Directions for this task | Copy out each line exactly; pictures stay out of the copy.

Dataset entries |
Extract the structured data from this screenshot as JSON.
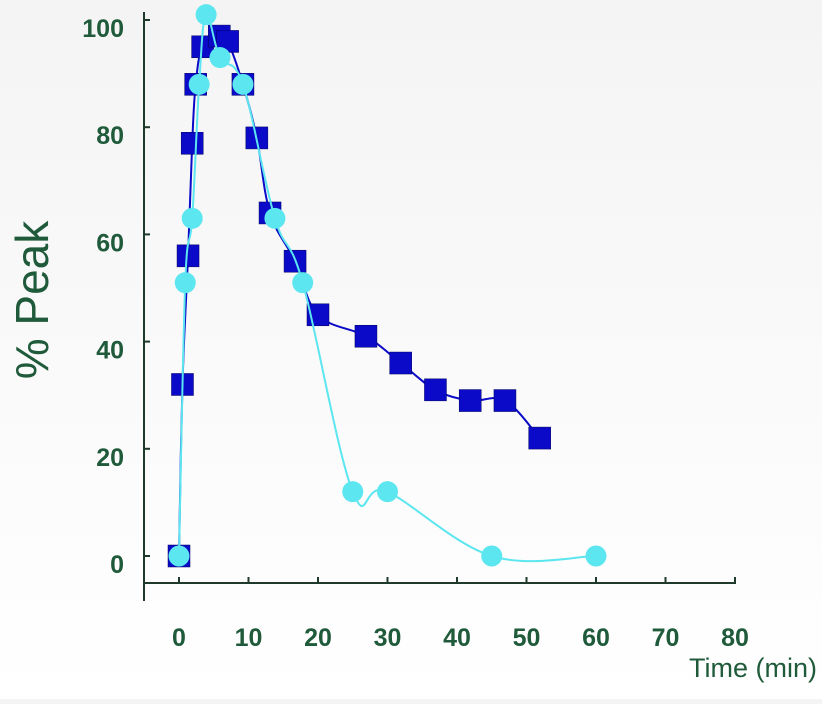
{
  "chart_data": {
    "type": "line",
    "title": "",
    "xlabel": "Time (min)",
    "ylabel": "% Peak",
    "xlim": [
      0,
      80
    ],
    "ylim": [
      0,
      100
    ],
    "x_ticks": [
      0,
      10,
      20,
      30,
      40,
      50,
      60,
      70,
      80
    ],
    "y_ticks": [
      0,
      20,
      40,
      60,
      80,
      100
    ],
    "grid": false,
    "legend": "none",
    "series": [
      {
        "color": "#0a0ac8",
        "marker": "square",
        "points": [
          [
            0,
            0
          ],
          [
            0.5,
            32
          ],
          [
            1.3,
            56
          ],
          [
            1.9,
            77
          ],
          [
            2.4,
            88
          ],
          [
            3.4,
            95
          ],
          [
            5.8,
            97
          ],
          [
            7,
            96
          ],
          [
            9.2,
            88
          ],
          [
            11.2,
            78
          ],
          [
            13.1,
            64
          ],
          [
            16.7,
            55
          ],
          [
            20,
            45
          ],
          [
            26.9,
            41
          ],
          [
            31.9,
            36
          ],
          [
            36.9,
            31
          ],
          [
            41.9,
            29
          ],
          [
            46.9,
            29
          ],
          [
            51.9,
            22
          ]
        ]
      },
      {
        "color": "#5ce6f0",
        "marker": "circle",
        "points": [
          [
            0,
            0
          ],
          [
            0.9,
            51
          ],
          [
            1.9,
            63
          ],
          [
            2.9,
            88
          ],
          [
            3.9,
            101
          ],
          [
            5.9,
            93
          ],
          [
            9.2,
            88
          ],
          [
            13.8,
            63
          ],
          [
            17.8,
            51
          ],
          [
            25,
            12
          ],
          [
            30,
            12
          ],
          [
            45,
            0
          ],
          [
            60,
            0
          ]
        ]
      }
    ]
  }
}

Response |
Extract the structured data from this screenshot as JSON.
{
  "chart_data": {
    "type": "line",
    "title": "",
    "xlabel": "Time (min)",
    "ylabel": "% Peak",
    "xlim": [
      0,
      80
    ],
    "ylim": [
      0,
      100
    ],
    "x_ticks": [
      0,
      10,
      20,
      30,
      40,
      50,
      60,
      70,
      80
    ],
    "y_ticks": [
      0,
      20,
      40,
      60,
      80,
      100
    ],
    "grid": false,
    "legend": "none",
    "series": [
      {
        "color": "#0a0ac8",
        "marker": "square",
        "points": [
          [
            0,
            0
          ],
          [
            0.5,
            32
          ],
          [
            1.3,
            56
          ],
          [
            1.9,
            77
          ],
          [
            2.4,
            88
          ],
          [
            3.4,
            95
          ],
          [
            5.8,
            97
          ],
          [
            7,
            96
          ],
          [
            9.2,
            88
          ],
          [
            11.2,
            78
          ],
          [
            13.1,
            64
          ],
          [
            16.7,
            55
          ],
          [
            20,
            45
          ],
          [
            26.9,
            41
          ],
          [
            31.9,
            36
          ],
          [
            36.9,
            31
          ],
          [
            41.9,
            29
          ],
          [
            46.9,
            29
          ],
          [
            51.9,
            22
          ]
        ]
      },
      {
        "color": "#5ce6f0",
        "marker": "circle",
        "points": [
          [
            0,
            0
          ],
          [
            0.9,
            51
          ],
          [
            1.9,
            63
          ],
          [
            2.9,
            88
          ],
          [
            3.9,
            101
          ],
          [
            5.9,
            93
          ],
          [
            9.2,
            88
          ],
          [
            13.8,
            63
          ],
          [
            17.8,
            51
          ],
          [
            25,
            12
          ],
          [
            30,
            12
          ],
          [
            45,
            0
          ],
          [
            60,
            0
          ]
        ]
      }
    ]
  }
}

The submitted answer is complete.